═════ Raw data

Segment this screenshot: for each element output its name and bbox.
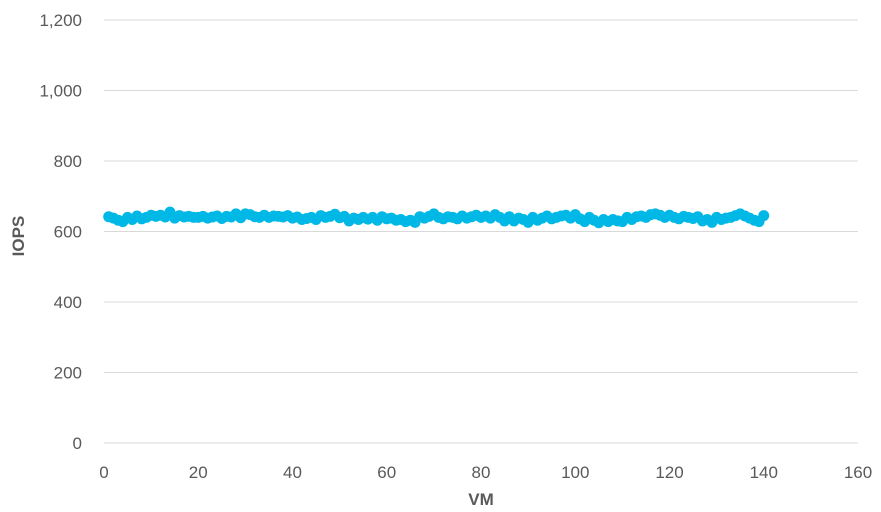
y-tick-label: 0 [73, 434, 82, 453]
y-tick-label: 1,000 [39, 82, 82, 101]
x-tick-label: 20 [189, 463, 208, 482]
x-axis-title: VM [468, 490, 494, 509]
y-tick-label: 1,200 [39, 11, 82, 30]
x-tick-label: 40 [283, 463, 302, 482]
x-tick-label: 100 [561, 463, 589, 482]
gridlines [104, 19, 858, 444]
data-points [103, 206, 770, 229]
y-axis-title: IOPS [9, 216, 28, 257]
x-tick-label: 160 [844, 463, 872, 482]
x-tick-label: 140 [750, 463, 778, 482]
x-tick-label: 0 [99, 463, 108, 482]
x-tick-label: 60 [377, 463, 396, 482]
y-tick-label: 200 [54, 364, 82, 383]
y-tick-label: 800 [54, 152, 82, 171]
x-tick-labels: 0 20 40 60 80 100 120 140 160 [99, 463, 872, 482]
y-tick-label: 600 [54, 223, 82, 242]
data-point [758, 210, 770, 222]
x-tick-label: 120 [655, 463, 683, 482]
y-tick-labels: 0 200 400 600 800 1,000 1,200 [39, 11, 82, 453]
y-tick-label: 400 [54, 293, 82, 312]
x-tick-label: 80 [472, 463, 491, 482]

══════════

» **Exercise brief**
Echo the lines of the records from the one containing "y-tick-label: 0 [73, 434, 82, 453]" through the one containing "x-tick-label: 0 [99, 463, 108, 482]", both included, reproducing each verbatim and nothing else.

» **Full solution**
y-tick-label: 0 [73, 434, 82, 453]
y-tick-label: 1,000 [39, 82, 82, 101]
x-tick-label: 20 [189, 463, 208, 482]
x-axis-title: VM [468, 490, 494, 509]
y-tick-label: 1,200 [39, 11, 82, 30]
x-tick-label: 40 [283, 463, 302, 482]
x-tick-label: 100 [561, 463, 589, 482]
gridlines [104, 19, 858, 444]
data-points [103, 206, 770, 229]
y-axis-title: IOPS [9, 216, 28, 257]
x-tick-label: 160 [844, 463, 872, 482]
x-tick-label: 140 [750, 463, 778, 482]
x-tick-label: 0 [99, 463, 108, 482]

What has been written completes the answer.